What is expected.
The records underneath are to be repeated exactly, with the pictures left out.

Dataset records.
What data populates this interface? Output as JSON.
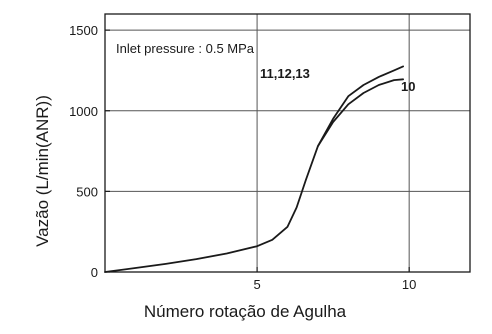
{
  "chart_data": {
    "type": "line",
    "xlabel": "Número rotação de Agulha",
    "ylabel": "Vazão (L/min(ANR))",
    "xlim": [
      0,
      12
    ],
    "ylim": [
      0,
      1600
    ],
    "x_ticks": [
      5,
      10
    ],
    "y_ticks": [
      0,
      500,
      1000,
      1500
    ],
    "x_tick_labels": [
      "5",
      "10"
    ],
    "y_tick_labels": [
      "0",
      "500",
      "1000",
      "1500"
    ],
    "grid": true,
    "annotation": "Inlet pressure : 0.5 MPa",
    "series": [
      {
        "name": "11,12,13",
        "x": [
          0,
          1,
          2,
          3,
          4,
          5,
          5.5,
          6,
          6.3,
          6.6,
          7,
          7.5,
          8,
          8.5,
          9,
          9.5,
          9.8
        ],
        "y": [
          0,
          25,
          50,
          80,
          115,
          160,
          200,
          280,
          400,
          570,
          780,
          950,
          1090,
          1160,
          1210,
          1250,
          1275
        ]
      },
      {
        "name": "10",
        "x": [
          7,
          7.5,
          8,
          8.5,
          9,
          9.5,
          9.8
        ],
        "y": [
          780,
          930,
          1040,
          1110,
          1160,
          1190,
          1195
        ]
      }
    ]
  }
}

Answer for the task.
What data populates this interface? Output as JSON.
{
  "chart_data": {
    "type": "line",
    "xlabel": "Número rotação de Agulha",
    "ylabel": "Vazão (L/min(ANR))",
    "xlim": [
      0,
      12
    ],
    "ylim": [
      0,
      1600
    ],
    "x_ticks": [
      5,
      10
    ],
    "y_ticks": [
      0,
      500,
      1000,
      1500
    ],
    "x_tick_labels": [
      "5",
      "10"
    ],
    "y_tick_labels": [
      "0",
      "500",
      "1000",
      "1500"
    ],
    "grid": true,
    "annotation": "Inlet pressure : 0.5 MPa",
    "series": [
      {
        "name": "11,12,13",
        "x": [
          0,
          1,
          2,
          3,
          4,
          5,
          5.5,
          6,
          6.3,
          6.6,
          7,
          7.5,
          8,
          8.5,
          9,
          9.5,
          9.8
        ],
        "y": [
          0,
          25,
          50,
          80,
          115,
          160,
          200,
          280,
          400,
          570,
          780,
          950,
          1090,
          1160,
          1210,
          1250,
          1275
        ]
      },
      {
        "name": "10",
        "x": [
          7,
          7.5,
          8,
          8.5,
          9,
          9.5,
          9.8
        ],
        "y": [
          780,
          930,
          1040,
          1110,
          1160,
          1190,
          1195
        ]
      }
    ]
  }
}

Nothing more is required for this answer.